*Exercise brief*
Go through the records and show each line where the word "name" occurs.

*Entries shown*
===
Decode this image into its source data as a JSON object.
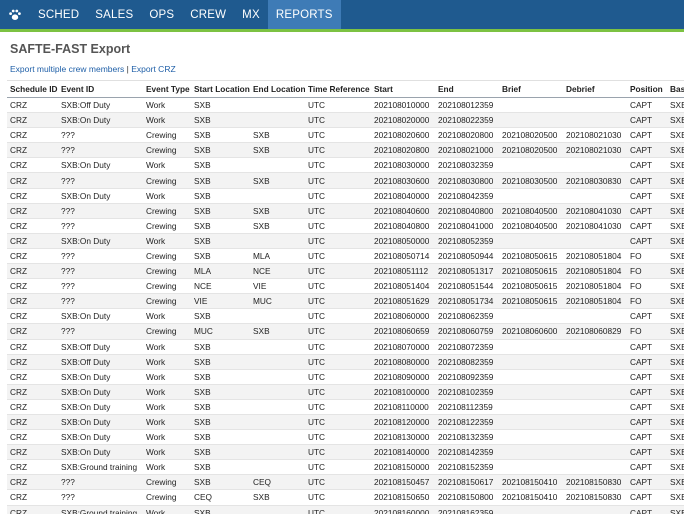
{
  "nav": {
    "items": [
      "SCHED",
      "SALES",
      "OPS",
      "CREW",
      "MX",
      "REPORTS"
    ],
    "active": "REPORTS"
  },
  "page": {
    "title": "SAFTE-FAST Export",
    "link_multi": "Export multiple crew members",
    "separator": " | ",
    "link_crz": "Export CRZ"
  },
  "table": {
    "columns": [
      "Schedule ID",
      "Event ID",
      "Event Type",
      "Start Location",
      "End Location",
      "Time Reference",
      "Start",
      "End",
      "Brief",
      "Debrief",
      "Position",
      "Base"
    ],
    "rows": [
      [
        "CRZ",
        "SXB:Off Duty",
        "Work",
        "SXB",
        "",
        "UTC",
        "202108010000",
        "202108012359",
        "",
        "",
        "CAPT",
        "SXB"
      ],
      [
        "CRZ",
        "SXB:On Duty",
        "Work",
        "SXB",
        "",
        "UTC",
        "202108020000",
        "202108022359",
        "",
        "",
        "CAPT",
        "SXB"
      ],
      [
        "CRZ",
        "???",
        "Crewing",
        "SXB",
        "SXB",
        "UTC",
        "202108020600",
        "202108020800",
        "202108020500",
        "202108021030",
        "CAPT",
        "SXB"
      ],
      [
        "CRZ",
        "???",
        "Crewing",
        "SXB",
        "SXB",
        "UTC",
        "202108020800",
        "202108021000",
        "202108020500",
        "202108021030",
        "CAPT",
        "SXB"
      ],
      [
        "CRZ",
        "SXB:On Duty",
        "Work",
        "SXB",
        "",
        "UTC",
        "202108030000",
        "202108032359",
        "",
        "",
        "CAPT",
        "SXB"
      ],
      [
        "CRZ",
        "???",
        "Crewing",
        "SXB",
        "SXB",
        "UTC",
        "202108030600",
        "202108030800",
        "202108030500",
        "202108030830",
        "CAPT",
        "SXB"
      ],
      [
        "CRZ",
        "SXB:On Duty",
        "Work",
        "SXB",
        "",
        "UTC",
        "202108040000",
        "202108042359",
        "",
        "",
        "CAPT",
        "SXB"
      ],
      [
        "CRZ",
        "???",
        "Crewing",
        "SXB",
        "SXB",
        "UTC",
        "202108040600",
        "202108040800",
        "202108040500",
        "202108041030",
        "CAPT",
        "SXB"
      ],
      [
        "CRZ",
        "???",
        "Crewing",
        "SXB",
        "SXB",
        "UTC",
        "202108040800",
        "202108041000",
        "202108040500",
        "202108041030",
        "CAPT",
        "SXB"
      ],
      [
        "CRZ",
        "SXB:On Duty",
        "Work",
        "SXB",
        "",
        "UTC",
        "202108050000",
        "202108052359",
        "",
        "",
        "CAPT",
        "SXB"
      ],
      [
        "CRZ",
        "???",
        "Crewing",
        "SXB",
        "MLA",
        "UTC",
        "202108050714",
        "202108050944",
        "202108050615",
        "202108051804",
        "FO",
        "SXB"
      ],
      [
        "CRZ",
        "???",
        "Crewing",
        "MLA",
        "NCE",
        "UTC",
        "202108051112",
        "202108051317",
        "202108050615",
        "202108051804",
        "FO",
        "SXB"
      ],
      [
        "CRZ",
        "???",
        "Crewing",
        "NCE",
        "VIE",
        "UTC",
        "202108051404",
        "202108051544",
        "202108050615",
        "202108051804",
        "FO",
        "SXB"
      ],
      [
        "CRZ",
        "???",
        "Crewing",
        "VIE",
        "MUC",
        "UTC",
        "202108051629",
        "202108051734",
        "202108050615",
        "202108051804",
        "FO",
        "SXB"
      ],
      [
        "CRZ",
        "SXB:On Duty",
        "Work",
        "SXB",
        "",
        "UTC",
        "202108060000",
        "202108062359",
        "",
        "",
        "CAPT",
        "SXB"
      ],
      [
        "CRZ",
        "???",
        "Crewing",
        "MUC",
        "SXB",
        "UTC",
        "202108060659",
        "202108060759",
        "202108060600",
        "202108060829",
        "FO",
        "SXB"
      ],
      [
        "CRZ",
        "SXB:Off Duty",
        "Work",
        "SXB",
        "",
        "UTC",
        "202108070000",
        "202108072359",
        "",
        "",
        "CAPT",
        "SXB"
      ],
      [
        "CRZ",
        "SXB:Off Duty",
        "Work",
        "SXB",
        "",
        "UTC",
        "202108080000",
        "202108082359",
        "",
        "",
        "CAPT",
        "SXB"
      ],
      [
        "CRZ",
        "SXB:On Duty",
        "Work",
        "SXB",
        "",
        "UTC",
        "202108090000",
        "202108092359",
        "",
        "",
        "CAPT",
        "SXB"
      ],
      [
        "CRZ",
        "SXB:On Duty",
        "Work",
        "SXB",
        "",
        "UTC",
        "202108100000",
        "202108102359",
        "",
        "",
        "CAPT",
        "SXB"
      ],
      [
        "CRZ",
        "SXB:On Duty",
        "Work",
        "SXB",
        "",
        "UTC",
        "202108110000",
        "202108112359",
        "",
        "",
        "CAPT",
        "SXB"
      ],
      [
        "CRZ",
        "SXB:On Duty",
        "Work",
        "SXB",
        "",
        "UTC",
        "202108120000",
        "202108122359",
        "",
        "",
        "CAPT",
        "SXB"
      ],
      [
        "CRZ",
        "SXB:On Duty",
        "Work",
        "SXB",
        "",
        "UTC",
        "202108130000",
        "202108132359",
        "",
        "",
        "CAPT",
        "SXB"
      ],
      [
        "CRZ",
        "SXB:On Duty",
        "Work",
        "SXB",
        "",
        "UTC",
        "202108140000",
        "202108142359",
        "",
        "",
        "CAPT",
        "SXB"
      ],
      [
        "CRZ",
        "SXB:Ground training",
        "Work",
        "SXB",
        "",
        "UTC",
        "202108150000",
        "202108152359",
        "",
        "",
        "CAPT",
        "SXB"
      ],
      [
        "CRZ",
        "???",
        "Crewing",
        "SXB",
        "CEQ",
        "UTC",
        "202108150457",
        "202108150617",
        "202108150410",
        "202108150830",
        "CAPT",
        "SXB"
      ],
      [
        "CRZ",
        "???",
        "Crewing",
        "CEQ",
        "SXB",
        "UTC",
        "202108150650",
        "202108150800",
        "202108150410",
        "202108150830",
        "CAPT",
        "SXB"
      ],
      [
        "CRZ",
        "SXB:Ground training",
        "Work",
        "SXB",
        "",
        "UTC",
        "202108160000",
        "202108162359",
        "",
        "",
        "CAPT",
        "SXB"
      ]
    ]
  },
  "colors": {
    "navbar": "#1f5a8f",
    "navbar_active": "#3e7bb6",
    "accent_line": "#7cc242",
    "link": "#2060a8"
  },
  "icons": {
    "logo": "paw-icon"
  }
}
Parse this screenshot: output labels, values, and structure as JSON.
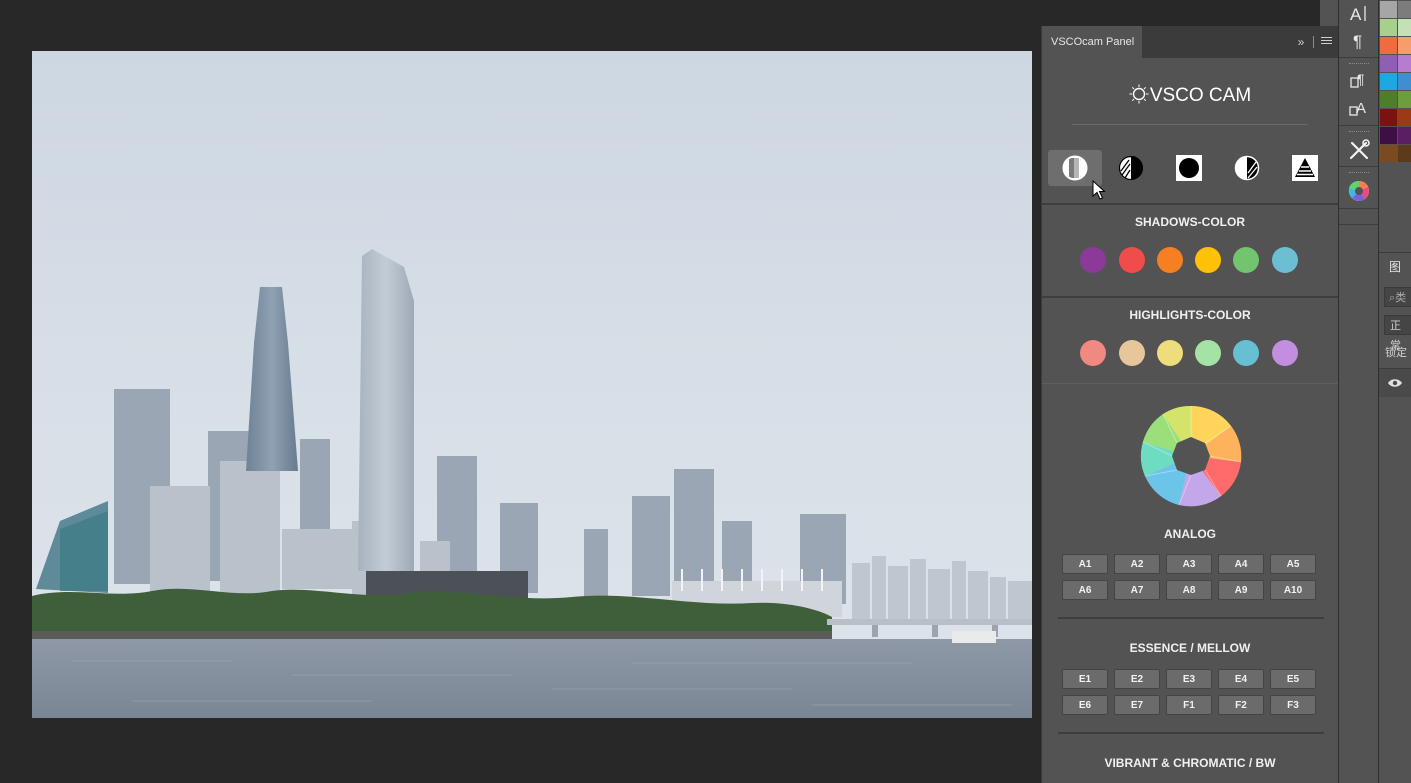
{
  "panel": {
    "tab_title": "VSCOcam Panel",
    "collapse_glyph": "»",
    "logo_text": "VSCO CAM",
    "tools": [
      {
        "name": "split-toning-tool-icon",
        "active": true
      },
      {
        "name": "contrast-hatched-tool-icon",
        "active": false
      },
      {
        "name": "solid-circle-tool-icon",
        "active": false
      },
      {
        "name": "half-hatched-tool-icon",
        "active": false
      },
      {
        "name": "pyramid-tool-icon",
        "active": false
      }
    ],
    "shadows": {
      "title": "SHADOWS-COLOR",
      "colors": [
        "#8b3a9a",
        "#f04c4c",
        "#f57f22",
        "#ffc107",
        "#72c46e",
        "#6cbfd3"
      ]
    },
    "highlights": {
      "title": "HIGHLIGHTS-COLOR",
      "colors": [
        "#f08a80",
        "#e8c69c",
        "#efdc7c",
        "#a4e2a6",
        "#67bfd2",
        "#c38ee0"
      ]
    },
    "analog": {
      "title": "ANALOG",
      "buttons": [
        "A1",
        "A2",
        "A3",
        "A4",
        "A5",
        "A6",
        "A7",
        "A8",
        "A9",
        "A10"
      ]
    },
    "essence": {
      "title": "ESSENCE / MELLOW",
      "buttons": [
        "E1",
        "E2",
        "E3",
        "E4",
        "E5",
        "E6",
        "E7",
        "F1",
        "F2",
        "F3"
      ]
    },
    "vibrant": {
      "title": "VIBRANT & CHROMATIC / BW"
    }
  },
  "toolstrip": {
    "icons": [
      "character-panel-icon",
      "paragraph-icon",
      "paragraph-styles-icon",
      "character-styles-icon",
      "tools-icon",
      "color-wheel-icon"
    ]
  },
  "right_dock": {
    "swatches": [
      "#a6a6a6",
      "#7c7c7c",
      "#a8d08d",
      "#c5e0b4",
      "#f26a40",
      "#f79c6a",
      "#8e5fb4",
      "#b57cd2",
      "#1ea8e0",
      "#3f8fd0",
      "#4d7f2a",
      "#6d9e3e",
      "#7a1212",
      "#9c3a18",
      "#3d0f45",
      "#5a1f63",
      "#7a4a20",
      "#5c3a1a"
    ],
    "layers_tab": "图层",
    "search_placeholder": "类",
    "blend_mode": "正常",
    "lock_label": "锁定"
  }
}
===
*Task output*
        "name": "split-toning-tool-icon",
        "name": "contrast-hatched-tool-icon",
        "name": "solid-circle-tool-icon",
        "name": "half-hatched-tool-icon",
        "name": "pyramid-tool-icon",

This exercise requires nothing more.